■ **AIM OF THE EXERCISE**
Check every line below for the word "通过学习" and copy the ones that have it.

■ **Items from a data source**
* * *

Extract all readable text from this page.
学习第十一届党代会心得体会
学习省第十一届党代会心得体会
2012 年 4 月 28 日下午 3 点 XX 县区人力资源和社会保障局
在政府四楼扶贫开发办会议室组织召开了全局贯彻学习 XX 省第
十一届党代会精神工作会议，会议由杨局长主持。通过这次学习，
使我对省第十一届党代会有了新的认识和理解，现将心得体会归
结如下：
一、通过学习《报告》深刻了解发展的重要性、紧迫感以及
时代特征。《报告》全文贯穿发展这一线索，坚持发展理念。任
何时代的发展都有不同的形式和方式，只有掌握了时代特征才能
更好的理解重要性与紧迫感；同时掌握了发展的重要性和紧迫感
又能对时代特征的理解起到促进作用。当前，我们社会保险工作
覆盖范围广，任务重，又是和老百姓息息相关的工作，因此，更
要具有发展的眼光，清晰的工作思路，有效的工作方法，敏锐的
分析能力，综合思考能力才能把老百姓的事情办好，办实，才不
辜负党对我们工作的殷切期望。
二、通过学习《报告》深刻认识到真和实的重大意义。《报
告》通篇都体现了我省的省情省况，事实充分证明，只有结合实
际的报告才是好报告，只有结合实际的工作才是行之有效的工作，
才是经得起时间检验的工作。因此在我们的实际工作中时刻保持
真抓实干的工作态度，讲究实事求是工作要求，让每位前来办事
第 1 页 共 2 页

* * *

■ **ANSWER TO THIS PROBLEM**
一、通过学习《报告》深刻了解发展的重要性、紧迫感以及
二、通过学习《报告》深刻认识到真和实的重大意义。《报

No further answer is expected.